— START OF SOURCE RECORDS —

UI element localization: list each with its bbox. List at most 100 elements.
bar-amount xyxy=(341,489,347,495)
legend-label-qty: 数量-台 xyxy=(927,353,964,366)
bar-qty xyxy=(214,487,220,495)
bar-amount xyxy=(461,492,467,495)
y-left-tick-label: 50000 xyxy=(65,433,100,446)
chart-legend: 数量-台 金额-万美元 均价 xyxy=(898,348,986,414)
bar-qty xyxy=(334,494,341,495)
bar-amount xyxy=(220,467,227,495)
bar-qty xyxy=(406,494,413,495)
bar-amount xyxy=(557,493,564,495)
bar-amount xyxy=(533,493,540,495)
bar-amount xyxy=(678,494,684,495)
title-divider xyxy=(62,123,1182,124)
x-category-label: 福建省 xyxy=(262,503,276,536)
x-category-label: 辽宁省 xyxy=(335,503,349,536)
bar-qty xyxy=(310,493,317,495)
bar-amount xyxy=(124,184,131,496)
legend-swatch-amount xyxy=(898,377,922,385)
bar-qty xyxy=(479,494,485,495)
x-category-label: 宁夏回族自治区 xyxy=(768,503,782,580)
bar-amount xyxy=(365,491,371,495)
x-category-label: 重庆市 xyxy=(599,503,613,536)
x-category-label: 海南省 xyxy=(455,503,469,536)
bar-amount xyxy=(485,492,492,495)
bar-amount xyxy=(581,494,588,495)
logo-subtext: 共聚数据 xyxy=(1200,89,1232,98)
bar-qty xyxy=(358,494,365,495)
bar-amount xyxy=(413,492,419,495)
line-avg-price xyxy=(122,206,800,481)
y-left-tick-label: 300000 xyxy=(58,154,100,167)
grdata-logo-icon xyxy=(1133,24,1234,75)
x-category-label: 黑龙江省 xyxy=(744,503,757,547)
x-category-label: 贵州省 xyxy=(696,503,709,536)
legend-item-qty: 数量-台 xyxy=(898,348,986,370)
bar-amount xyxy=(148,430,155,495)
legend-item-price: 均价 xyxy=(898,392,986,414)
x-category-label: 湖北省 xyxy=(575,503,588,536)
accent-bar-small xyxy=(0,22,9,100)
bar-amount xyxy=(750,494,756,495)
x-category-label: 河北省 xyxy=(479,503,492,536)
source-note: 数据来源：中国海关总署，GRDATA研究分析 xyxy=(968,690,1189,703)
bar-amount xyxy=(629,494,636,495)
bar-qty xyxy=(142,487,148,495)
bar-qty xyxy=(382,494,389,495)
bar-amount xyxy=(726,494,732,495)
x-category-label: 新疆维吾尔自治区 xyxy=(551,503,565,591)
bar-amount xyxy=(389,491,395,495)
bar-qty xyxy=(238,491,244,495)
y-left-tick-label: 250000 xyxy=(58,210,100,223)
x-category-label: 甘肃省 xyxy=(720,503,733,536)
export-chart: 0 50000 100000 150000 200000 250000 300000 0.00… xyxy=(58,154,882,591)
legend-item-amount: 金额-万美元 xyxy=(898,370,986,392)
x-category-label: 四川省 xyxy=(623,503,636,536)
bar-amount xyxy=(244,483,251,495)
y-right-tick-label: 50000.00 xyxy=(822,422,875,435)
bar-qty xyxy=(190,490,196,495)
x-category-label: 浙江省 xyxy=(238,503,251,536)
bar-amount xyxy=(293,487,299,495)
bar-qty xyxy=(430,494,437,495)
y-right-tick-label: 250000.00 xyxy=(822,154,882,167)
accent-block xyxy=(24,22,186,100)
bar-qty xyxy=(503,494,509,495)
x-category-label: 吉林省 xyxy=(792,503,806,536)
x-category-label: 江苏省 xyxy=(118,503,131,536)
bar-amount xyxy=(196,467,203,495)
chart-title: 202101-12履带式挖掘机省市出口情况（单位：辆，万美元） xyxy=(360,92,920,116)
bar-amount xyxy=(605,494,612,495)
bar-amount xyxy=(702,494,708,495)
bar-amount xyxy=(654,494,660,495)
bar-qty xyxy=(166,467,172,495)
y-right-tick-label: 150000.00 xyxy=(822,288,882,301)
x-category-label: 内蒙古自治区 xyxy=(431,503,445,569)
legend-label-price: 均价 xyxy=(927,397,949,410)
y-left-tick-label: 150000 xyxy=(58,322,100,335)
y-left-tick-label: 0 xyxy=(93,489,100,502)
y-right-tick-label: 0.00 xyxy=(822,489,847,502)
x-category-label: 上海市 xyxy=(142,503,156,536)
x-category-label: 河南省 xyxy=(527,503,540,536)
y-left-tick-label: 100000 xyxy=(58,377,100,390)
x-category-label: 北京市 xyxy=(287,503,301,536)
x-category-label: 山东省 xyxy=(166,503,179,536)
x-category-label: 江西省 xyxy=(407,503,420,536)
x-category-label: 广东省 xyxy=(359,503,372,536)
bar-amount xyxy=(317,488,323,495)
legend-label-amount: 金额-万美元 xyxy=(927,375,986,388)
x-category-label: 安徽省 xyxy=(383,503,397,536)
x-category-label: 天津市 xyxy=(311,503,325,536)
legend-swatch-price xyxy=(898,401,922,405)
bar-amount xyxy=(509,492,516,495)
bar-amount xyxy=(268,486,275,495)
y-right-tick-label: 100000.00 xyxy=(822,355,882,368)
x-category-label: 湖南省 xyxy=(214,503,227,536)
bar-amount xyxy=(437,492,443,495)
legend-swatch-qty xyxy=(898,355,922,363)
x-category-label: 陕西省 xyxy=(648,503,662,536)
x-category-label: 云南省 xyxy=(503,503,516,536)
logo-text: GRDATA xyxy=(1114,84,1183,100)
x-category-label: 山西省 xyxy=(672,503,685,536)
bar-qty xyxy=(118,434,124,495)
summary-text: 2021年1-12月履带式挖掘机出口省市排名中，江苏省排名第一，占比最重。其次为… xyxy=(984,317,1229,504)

— END OF SOURCE RECORDS —

GIVEN TASK: Rewrite the material from its first line up to and including the line with "bar-amount xyxy=(581,494,588,495)", changing "bar-qty" to "bar-quantity" and keeping everything else the same.

RESULT FOR THIS EXERCISE:
UI element localization: list each with its bbox. List at most 100 elements.
bar-amount xyxy=(341,489,347,495)
legend-label-qty: 数量-台 xyxy=(927,353,964,366)
bar-quantity xyxy=(214,487,220,495)
bar-amount xyxy=(461,492,467,495)
y-left-tick-label: 50000 xyxy=(65,433,100,446)
chart-legend: 数量-台 金额-万美元 均价 xyxy=(898,348,986,414)
bar-quantity xyxy=(334,494,341,495)
bar-amount xyxy=(220,467,227,495)
bar-quantity xyxy=(406,494,413,495)
bar-amount xyxy=(557,493,564,495)
bar-amount xyxy=(533,493,540,495)
bar-amount xyxy=(678,494,684,495)
title-divider xyxy=(62,123,1182,124)
x-category-label: 福建省 xyxy=(262,503,276,536)
x-category-label: 辽宁省 xyxy=(335,503,349,536)
bar-quantity xyxy=(310,493,317,495)
bar-amount xyxy=(124,184,131,496)
legend-swatch-amount xyxy=(898,377,922,385)
bar-quantity xyxy=(479,494,485,495)
x-category-label: 宁夏回族自治区 xyxy=(768,503,782,580)
bar-amount xyxy=(365,491,371,495)
x-category-label: 重庆市 xyxy=(599,503,613,536)
x-category-label: 海南省 xyxy=(455,503,469,536)
bar-amount xyxy=(485,492,492,495)
bar-amount xyxy=(581,494,588,495)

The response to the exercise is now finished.